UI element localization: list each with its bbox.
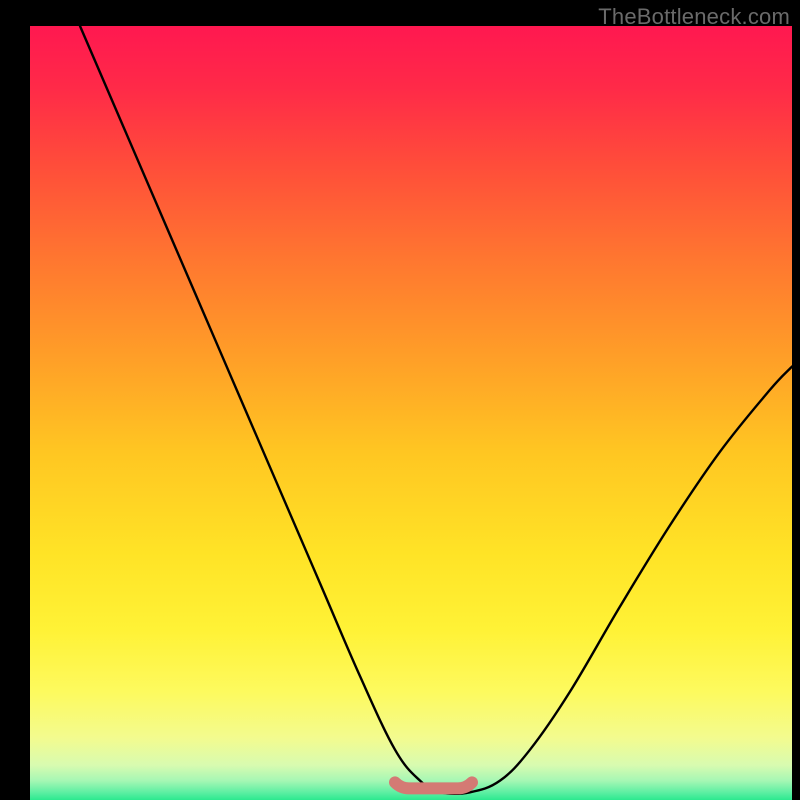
bottleneck-chart [0,0,800,800]
chart-container: TheBottleneck.com [0,0,800,800]
chart-background [30,26,792,800]
optimal-range-band [395,782,472,788]
watermark-text: TheBottleneck.com [598,4,790,30]
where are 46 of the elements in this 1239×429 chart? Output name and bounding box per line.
* * *
__Consigne donnée__:
Recopiez à l'identique toutes les lignes des items ci-dessus, sans y inclure les images.

__Résultat obtenu__:
UI element localization: list each with its bbox.
bottleneck-chart [0,0,800,800]
chart-container: TheBottleneck.com [0,0,800,800]
chart-background [30,26,792,800]
optimal-range-band [395,782,472,788]
watermark-text: TheBottleneck.com [598,4,790,30]
where are 46 of the elements in this 1239×429 chart? Output name and bounding box per line.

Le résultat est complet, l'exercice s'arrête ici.